━━━ Extracto del artículo

EN EL 3X04
¿Qué significa? Ormond ordena una brutal castración en La Casa del Dragón que es peor de lo que parece
La Casa del Dragón ha mostrado en el 3x04 uno de los castigos más brutales de Ormund Hightower, una sentencia cuyo significado esconde algo más que violencia.
La Casa del Dragón ha encontrado en Ormund Hightower a uno de los personajes más imprevisibles de su tercera temporada. El señor de Antigua, interpretado por James Norton, ha irrumpido en la Danza de los Dragones con sus propias ambiciones y una particular forma de entender el poder, mientras trata de convertir a Daeron Targaryen en una pieza fundamental de sus planes.
Atención: este artículo contiene spoilers del episodio 4 de la tercera temporada de La casa del dragón.
El episodio 3x04 ha mostrado hasta dónde está dispuesto a llegar Ormund para mantener el control sobre sus hombres. Tras la ocupación de Tumbleton, uno de sus soldados, Garrick de Whitegrove, agrede sexualmente a Kat, la mujer de Hugh Hammer, y rompe el brazo de otra mujer cuando esta intenta detenerlo.
Cuando los implicados comparecen ante Ormund, el Hightower no duda en castigar a uno de sus propios hombres. "Has violado el derecho de huésped. Te has deshonrado con una mujer y has herido a otra", le recrimina antes de dictar una brutal sentencia: "Serás castrado. Y te romperán el brazo".
¿Por qué Ormund quiere convertir a Garrick en un eunuco?
En la versión original, Ormund utiliza la palabra inglesa "gelded", un término que habitualmente se emplea para referirse a la castración de animales, especialmente caballos, pero que en este caso significa que Garrick será castrado y, por tanto, convertido en eunuco.
No es un concepto desconocido para los seguidores del universo de Juego de Tronos. Lord Varys, uno de los personajes más importantes de la serie original, era un eunuco después de haber sido castrado cuando era niño, aunque en circunstancias completamente diferentes. En el caso de Garrick, la castración se impone como un brutal castigo por haber agredido sexualmente a Kat.
Esto explica también la desesperada reacción del soldado, que intenta defenderse recordando que tiene esposa. Ormund, sin embargo, no cambia de opinión y ordena que se cumpla la sentencia, además de imponerle el mismo daño que había causado a otra mujer: romperle el brazo.
La escena puede hacer pensar inicialmente que Ormund está actuando como un gobernante justo, dispuesto incluso a castigar brutalmente a sus propios soldados para proteger a los habitantes de Tumbleton. Sin embargo, lo que ocurre después revela una realidad bastante más oscura.

━━━━━━

● **Lista de actividades**
a: Traduce al inglés esta oración del artículo sobre el episodio 3x04: "Esto explica también la desesperada reacción del soldado, que intenta defenderse recordando que tiene esposa."
b: Según el artículo sobre el episodio 3x04, ¿por qué Ormund ordena que le rompan el brazo a Garrick además de castrarlo? Responde en una a tres oraciones.
c: Reproduce sin cambios el fragmento del artículo sobre el episodio 3x04 que empieza con las palabras que contienen "Cuando los implicados" y termina con "en un eunuco?".
Las líneas que vienen a continuación no son necesarias.

━━━ Líneas

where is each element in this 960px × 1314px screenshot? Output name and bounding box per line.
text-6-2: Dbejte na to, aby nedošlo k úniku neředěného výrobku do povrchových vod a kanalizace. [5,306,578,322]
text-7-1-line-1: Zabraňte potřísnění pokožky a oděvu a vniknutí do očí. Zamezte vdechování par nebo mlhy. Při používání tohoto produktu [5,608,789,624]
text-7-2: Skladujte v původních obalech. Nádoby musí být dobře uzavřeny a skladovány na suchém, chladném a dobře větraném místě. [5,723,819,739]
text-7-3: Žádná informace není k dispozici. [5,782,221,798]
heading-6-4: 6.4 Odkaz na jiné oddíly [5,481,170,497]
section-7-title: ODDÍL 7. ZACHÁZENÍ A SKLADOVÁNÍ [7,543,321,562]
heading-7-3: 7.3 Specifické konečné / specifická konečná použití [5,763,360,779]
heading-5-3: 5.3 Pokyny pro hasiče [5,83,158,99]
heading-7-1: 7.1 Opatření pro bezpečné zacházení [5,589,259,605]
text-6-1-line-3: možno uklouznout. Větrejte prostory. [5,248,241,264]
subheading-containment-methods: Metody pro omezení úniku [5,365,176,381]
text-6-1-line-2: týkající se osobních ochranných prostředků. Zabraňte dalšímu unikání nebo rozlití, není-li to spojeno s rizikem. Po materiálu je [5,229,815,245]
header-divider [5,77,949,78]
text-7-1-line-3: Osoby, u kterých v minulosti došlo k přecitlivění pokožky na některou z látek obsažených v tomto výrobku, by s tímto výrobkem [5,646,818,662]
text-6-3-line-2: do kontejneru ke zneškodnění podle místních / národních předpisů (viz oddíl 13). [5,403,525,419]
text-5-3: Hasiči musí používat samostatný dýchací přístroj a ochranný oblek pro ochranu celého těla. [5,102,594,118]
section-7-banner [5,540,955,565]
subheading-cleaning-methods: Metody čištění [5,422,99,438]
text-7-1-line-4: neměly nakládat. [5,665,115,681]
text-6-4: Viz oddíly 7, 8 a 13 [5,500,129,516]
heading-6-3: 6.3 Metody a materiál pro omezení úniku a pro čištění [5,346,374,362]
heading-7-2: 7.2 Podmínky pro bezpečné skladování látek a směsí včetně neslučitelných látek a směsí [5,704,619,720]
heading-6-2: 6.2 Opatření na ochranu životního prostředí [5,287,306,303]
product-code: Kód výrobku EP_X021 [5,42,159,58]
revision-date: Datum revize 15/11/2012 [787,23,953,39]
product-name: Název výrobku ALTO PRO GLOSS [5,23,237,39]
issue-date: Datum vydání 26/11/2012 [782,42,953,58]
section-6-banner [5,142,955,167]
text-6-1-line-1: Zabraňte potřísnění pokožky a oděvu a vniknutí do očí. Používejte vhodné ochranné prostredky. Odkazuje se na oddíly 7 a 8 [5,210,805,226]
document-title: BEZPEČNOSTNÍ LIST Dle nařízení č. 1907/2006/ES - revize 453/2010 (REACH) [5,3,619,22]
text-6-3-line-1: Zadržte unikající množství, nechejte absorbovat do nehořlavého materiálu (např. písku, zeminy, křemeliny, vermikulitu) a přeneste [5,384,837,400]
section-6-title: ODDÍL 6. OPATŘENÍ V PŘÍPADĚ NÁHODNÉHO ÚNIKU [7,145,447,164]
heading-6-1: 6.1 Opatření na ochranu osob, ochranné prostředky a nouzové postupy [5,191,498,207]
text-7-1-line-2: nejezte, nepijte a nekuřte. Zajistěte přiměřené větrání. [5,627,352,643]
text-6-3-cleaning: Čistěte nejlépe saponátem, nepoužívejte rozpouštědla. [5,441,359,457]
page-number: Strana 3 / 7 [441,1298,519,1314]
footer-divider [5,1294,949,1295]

━━━━━━

● **Respuestas**
a: This also explains the soldier's desperate reaction, as he tries to defend himself by pointing out that he has a wife.

b: Garrick le rompió el brazo a otra mujer cuando ella intentó detenerlo. Por eso Ormund le impone el mismo daño que él le había causado a esa mujer.

c:
Cuando los implicados comparecen ante Ormund, el Hightower no duda en castigar a uno de sus propios hombres. "Has violado el derecho de huésped. Te has deshonrado con una mujer y has herido a otra", le recrimina antes de dictar una brutal sentencia: "Serás castrado. Y te romperán el brazo".
¿Por qué Ormund quiere convertir a Garrick en un eunuco?